---------- DATA FOR PROCESSING

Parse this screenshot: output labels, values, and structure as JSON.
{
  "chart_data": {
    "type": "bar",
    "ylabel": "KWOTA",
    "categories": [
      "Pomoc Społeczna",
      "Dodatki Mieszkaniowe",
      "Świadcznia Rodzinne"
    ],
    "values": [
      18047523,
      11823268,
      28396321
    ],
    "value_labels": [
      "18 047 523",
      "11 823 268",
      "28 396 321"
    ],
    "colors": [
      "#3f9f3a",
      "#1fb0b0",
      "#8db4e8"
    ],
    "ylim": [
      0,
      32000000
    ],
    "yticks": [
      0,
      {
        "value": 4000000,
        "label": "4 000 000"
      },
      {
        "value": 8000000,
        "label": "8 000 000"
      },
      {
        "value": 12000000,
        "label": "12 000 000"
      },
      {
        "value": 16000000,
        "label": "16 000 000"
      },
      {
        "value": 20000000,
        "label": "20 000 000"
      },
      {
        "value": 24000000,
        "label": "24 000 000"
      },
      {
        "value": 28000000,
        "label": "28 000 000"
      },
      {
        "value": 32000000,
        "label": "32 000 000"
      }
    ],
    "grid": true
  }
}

--------------------

> **STATED GOAL**:
Return the whole listing exactly, with every line included.

> **REPLY TO THE EXERCISE**:
Parse this screenshot: output labels, values, and structure as JSON.
{
  "chart_data": {
    "type": "bar",
    "ylabel": "KWOTA",
    "categories": [
      "Pomoc Społeczna",
      "Dodatki Mieszkaniowe",
      "Świadcznia Rodzinne"
    ],
    "values": [
      18047523,
      11823268,
      28396321
    ],
    "value_labels": [
      "18 047 523",
      "11 823 268",
      "28 396 321"
    ],
    "colors": [
      "#3f9f3a",
      "#1fb0b0",
      "#8db4e8"
    ],
    "ylim": [
      0,
      32000000
    ],
    "yticks": [
      0,
      {
        "value": 4000000,
        "label": "4 000 000"
      },
      {
        "value": 8000000,
        "label": "8 000 000"
      },
      {
        "value": 12000000,
        "label": "12 000 000"
      },
      {
        "value": 16000000,
        "label": "16 000 000"
      },
      {
        "value": 20000000,
        "label": "20 000 000"
      },
      {
        "value": 24000000,
        "label": "24 000 000"
      },
      {
        "value": 28000000,
        "label": "28 000 000"
      },
      {
        "value": 32000000,
        "label": "32 000 000"
      }
    ],
    "grid": true
  }
}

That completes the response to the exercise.